▶ [BRIEF] List each line of the material below that contains the string "memory".

-- BEGIN MATERIAL FOR THIS TASK --

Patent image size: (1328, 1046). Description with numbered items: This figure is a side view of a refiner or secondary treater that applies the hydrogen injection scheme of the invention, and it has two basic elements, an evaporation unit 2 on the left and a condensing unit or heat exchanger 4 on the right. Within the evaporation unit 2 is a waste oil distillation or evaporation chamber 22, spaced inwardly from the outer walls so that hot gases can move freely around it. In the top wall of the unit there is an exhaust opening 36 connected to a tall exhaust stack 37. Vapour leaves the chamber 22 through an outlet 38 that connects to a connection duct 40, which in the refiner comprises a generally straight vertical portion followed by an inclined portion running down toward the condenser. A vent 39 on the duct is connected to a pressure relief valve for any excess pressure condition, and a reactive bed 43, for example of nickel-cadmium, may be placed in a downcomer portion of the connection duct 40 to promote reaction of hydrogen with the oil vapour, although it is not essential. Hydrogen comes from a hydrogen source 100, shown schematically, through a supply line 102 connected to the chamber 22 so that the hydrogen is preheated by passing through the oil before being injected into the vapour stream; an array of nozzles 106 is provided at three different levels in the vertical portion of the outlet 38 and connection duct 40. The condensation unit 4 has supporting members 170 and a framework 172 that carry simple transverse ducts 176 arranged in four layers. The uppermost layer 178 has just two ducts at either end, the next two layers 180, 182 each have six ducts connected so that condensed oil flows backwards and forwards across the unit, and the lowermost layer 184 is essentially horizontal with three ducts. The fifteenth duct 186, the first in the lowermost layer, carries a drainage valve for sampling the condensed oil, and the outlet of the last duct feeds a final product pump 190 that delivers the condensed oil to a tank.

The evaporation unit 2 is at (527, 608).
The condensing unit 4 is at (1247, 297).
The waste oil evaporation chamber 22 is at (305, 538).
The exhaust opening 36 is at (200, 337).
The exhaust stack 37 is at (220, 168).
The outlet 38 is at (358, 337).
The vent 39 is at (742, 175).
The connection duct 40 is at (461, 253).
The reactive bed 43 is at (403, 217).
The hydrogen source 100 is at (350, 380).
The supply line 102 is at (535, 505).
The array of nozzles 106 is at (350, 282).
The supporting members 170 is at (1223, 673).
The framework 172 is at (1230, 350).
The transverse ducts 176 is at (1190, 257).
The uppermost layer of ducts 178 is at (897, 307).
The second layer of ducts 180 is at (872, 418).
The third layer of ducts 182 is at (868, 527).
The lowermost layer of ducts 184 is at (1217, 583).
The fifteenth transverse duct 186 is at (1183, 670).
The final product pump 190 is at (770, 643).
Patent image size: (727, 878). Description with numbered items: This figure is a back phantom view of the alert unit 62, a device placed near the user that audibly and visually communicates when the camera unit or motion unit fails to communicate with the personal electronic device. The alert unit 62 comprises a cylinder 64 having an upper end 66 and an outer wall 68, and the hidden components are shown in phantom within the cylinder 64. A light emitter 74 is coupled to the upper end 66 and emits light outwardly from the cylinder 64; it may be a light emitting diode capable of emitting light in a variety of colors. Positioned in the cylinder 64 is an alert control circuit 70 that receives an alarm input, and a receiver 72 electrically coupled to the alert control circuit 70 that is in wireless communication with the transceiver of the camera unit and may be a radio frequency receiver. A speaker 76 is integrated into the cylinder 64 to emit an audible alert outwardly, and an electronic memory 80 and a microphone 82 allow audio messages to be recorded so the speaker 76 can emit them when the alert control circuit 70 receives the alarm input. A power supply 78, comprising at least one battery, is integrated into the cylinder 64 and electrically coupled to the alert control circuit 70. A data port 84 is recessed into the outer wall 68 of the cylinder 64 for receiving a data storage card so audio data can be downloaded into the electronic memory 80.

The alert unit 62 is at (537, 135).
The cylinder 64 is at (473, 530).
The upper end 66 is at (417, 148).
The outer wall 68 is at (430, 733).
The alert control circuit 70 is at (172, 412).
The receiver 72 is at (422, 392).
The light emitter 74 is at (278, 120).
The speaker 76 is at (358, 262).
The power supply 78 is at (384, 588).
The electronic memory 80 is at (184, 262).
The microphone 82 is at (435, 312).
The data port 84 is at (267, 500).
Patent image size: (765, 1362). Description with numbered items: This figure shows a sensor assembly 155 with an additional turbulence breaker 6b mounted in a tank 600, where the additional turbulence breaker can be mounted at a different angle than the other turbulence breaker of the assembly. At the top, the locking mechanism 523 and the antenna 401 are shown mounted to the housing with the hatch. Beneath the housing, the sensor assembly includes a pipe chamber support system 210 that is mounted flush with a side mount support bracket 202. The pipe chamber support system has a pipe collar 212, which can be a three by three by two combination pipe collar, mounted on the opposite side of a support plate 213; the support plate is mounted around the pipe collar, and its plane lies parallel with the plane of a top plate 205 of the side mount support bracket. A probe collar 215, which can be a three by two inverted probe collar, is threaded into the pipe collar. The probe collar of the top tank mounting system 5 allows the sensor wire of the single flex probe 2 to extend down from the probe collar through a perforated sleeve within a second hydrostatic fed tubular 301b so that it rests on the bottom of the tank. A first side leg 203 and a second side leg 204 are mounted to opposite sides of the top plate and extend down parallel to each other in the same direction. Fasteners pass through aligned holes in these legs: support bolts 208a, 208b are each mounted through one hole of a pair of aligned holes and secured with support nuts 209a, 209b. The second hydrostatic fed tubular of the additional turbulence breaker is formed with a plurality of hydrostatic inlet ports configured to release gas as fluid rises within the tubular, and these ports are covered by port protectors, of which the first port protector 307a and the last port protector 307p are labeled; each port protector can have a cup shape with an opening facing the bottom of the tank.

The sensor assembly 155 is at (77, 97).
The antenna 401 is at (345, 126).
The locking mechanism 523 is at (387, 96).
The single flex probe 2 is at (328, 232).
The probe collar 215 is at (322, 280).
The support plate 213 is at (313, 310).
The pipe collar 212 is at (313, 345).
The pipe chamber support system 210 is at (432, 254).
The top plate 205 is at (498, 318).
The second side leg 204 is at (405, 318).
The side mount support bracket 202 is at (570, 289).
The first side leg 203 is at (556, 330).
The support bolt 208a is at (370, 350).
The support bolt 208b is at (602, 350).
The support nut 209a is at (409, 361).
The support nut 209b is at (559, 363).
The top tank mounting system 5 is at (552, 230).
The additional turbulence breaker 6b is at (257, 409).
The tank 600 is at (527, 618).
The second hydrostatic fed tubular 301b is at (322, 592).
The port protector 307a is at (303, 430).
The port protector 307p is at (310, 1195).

-- END MATERIAL FOR THIS TASK --

▶ [RESULT BELOW]
Patent image size: (727, 878). Description with numbered items: This figure is a back phantom view of the alert unit 62, a device placed near the user that audibly and visually communicates when the camera unit or motion unit fails to communicate with the personal electronic device. The alert unit 62 comprises a cylinder 64 having an upper end 66 and an outer wall 68, and the hidden components are shown in phantom within the cylinder 64. A light emitter 74 is coupled to the upper end 66 and emits light outwardly from the cylinder 64; it may be a light emitting diode capable of emitting light in a variety of colors. Positioned in the cylinder 64 is an alert control circuit 70 that receives an alarm input, and a receiver 72 electrically coupled to the alert control circuit 70 that is in wireless communication with the transceiver of the camera unit and may be a radio frequency receiver. A speaker 76 is integrated into the cylinder 64 to emit an audible alert outwardly, and an electronic memory 80 and a microphone 82 allow audio messages to be recorded so the speaker 76 can emit them when the alert control circuit 70 receives the alarm input. A power supply 78, comprising at least one battery, is integrated into the cylinder 64 and electrically coupled to the alert control circuit 70. A data port 84 is recessed into the outer wall 68 of the cylinder 64 for receiving a data storage card so audio data can be downloaded into the electronic memory 80.
The electronic memory 80 is at (184, 262).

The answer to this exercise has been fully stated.